TEXTO PROPORCIONADO:
┌──
En estos días se lleva a cabo el LatinXChem 2020 Twitter Conference, un foro abierto para la comunidad química latinoamericana que comparte y discute sus resultados, además de divulgar información científica a todo público.

“Estamos muy satisfechos con los resultados”, indica el doctor Gabriel Merino, científico mexicano del Cinvestav Mérida, cofundador, con el doctor Miguel Angel Méndez (Universidad de las Américas Puebla), de LatinXChem y que junto con otros 14 químicos latinoamericanos alrededor del mundo organizaron el proyecto. “En este momento, los químicos latinoamericanos alrededor del mundo interactúan, se preguntan y discuten sus trabajos de investigación vía Twitter”. Participan 1,250 pósters de 42 países que han generado más de 250,000 impresiones en las últimas 24 horas del evento y cerca de 20 millones de impacto potenciales, de acuerdro con Merino.

En cuatro países (México, Colombia, Argentina y Ecuador), el evento se convirtió en trending topic de manera general y en temas de ciencia permanecen como el número uno en idioma castellano en América Latina.
└──
MATERIAL DE ESTUDIO:
┌──
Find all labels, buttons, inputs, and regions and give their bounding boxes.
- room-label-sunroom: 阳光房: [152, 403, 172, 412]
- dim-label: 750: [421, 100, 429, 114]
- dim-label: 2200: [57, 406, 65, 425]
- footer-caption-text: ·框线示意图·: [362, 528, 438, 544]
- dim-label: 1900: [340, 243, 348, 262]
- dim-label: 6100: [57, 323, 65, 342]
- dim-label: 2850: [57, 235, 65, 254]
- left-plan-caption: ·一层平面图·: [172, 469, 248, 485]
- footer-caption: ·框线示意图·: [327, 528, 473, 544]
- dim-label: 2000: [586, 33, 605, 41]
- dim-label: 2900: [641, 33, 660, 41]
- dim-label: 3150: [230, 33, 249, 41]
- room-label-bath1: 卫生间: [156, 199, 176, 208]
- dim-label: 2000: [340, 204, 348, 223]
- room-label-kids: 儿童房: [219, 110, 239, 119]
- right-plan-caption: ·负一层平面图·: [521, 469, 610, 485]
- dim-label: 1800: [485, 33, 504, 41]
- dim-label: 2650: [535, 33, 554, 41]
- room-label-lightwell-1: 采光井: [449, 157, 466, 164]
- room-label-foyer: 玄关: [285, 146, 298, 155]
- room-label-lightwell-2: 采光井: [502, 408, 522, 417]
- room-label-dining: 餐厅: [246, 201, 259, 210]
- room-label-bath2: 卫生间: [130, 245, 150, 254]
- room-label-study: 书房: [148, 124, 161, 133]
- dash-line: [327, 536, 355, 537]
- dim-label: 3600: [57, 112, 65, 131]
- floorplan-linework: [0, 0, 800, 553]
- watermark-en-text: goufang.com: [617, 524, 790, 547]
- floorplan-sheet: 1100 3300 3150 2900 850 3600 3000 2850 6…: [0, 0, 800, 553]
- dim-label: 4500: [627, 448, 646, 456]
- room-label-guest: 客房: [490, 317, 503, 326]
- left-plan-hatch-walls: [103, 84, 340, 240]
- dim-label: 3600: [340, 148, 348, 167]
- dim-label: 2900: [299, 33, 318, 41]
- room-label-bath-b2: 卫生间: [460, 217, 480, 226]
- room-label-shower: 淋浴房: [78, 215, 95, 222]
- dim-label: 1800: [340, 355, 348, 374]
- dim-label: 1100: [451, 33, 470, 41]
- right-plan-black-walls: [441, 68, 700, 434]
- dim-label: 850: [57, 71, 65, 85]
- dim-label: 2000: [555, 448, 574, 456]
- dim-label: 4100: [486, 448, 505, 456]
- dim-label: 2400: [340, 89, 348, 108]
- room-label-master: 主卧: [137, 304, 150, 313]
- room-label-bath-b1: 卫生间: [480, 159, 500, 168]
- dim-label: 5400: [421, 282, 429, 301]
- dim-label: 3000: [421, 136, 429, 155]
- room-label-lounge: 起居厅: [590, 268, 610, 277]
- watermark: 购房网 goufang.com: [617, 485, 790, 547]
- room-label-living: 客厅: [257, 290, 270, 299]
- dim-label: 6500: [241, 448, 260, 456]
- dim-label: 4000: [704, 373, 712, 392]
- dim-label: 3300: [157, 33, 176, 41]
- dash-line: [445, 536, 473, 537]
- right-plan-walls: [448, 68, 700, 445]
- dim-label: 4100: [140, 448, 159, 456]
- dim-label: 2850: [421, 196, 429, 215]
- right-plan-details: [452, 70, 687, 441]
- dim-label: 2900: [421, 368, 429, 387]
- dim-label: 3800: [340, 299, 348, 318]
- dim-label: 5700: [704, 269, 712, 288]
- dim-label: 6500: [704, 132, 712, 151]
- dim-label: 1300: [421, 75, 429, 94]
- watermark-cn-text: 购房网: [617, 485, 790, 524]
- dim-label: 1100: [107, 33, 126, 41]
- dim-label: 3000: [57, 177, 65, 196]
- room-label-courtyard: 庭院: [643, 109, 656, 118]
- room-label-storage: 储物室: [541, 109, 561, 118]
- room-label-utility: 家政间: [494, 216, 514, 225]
└──
TAREA A REALIZAR:
Continúa la nota sobre la conferencia LatinXChem 2020 en Twitter a partir de su última oración.

RESPUESTA:
Este ejercicio se basa en el modelo empleado por la Royal Society of Chemistry, la cual ha organizado un evento similar durante cuatro años. El evento se divide en 11 categorías, los carteles se registraron en cada una de ellas para ser evaluados y al final habrá una premiación. Los reconocimientos se entregarán la próxima semana (del 14 al 18 de septiembre) después de un webinar por categoría. La doctora Frances Arnold (Premio Nobel de Química de 2018) dará la conferencia de clausura.

“Hasta ahora es uno de los congresos virtuales en el área de Química más grandes que se han organizado. Para la Química es un parteaguas”, reiteró el doctor Merino. “Esta es una de las formas que encontramos para enfrentar la carencia de recursos que se invierten en la ciencia, además de la pandemia”.

En palabras del doctor Miguel Ángel Méndez, “LatinXChem ha roto barreras de comunicación y generación de redes de colaboración. Es un evento inclusivo y homogeneizador, que ha permitido acercar a estudiantes e investigadores de la Sierra de Oaxaca con colegas en Japón o Australia”.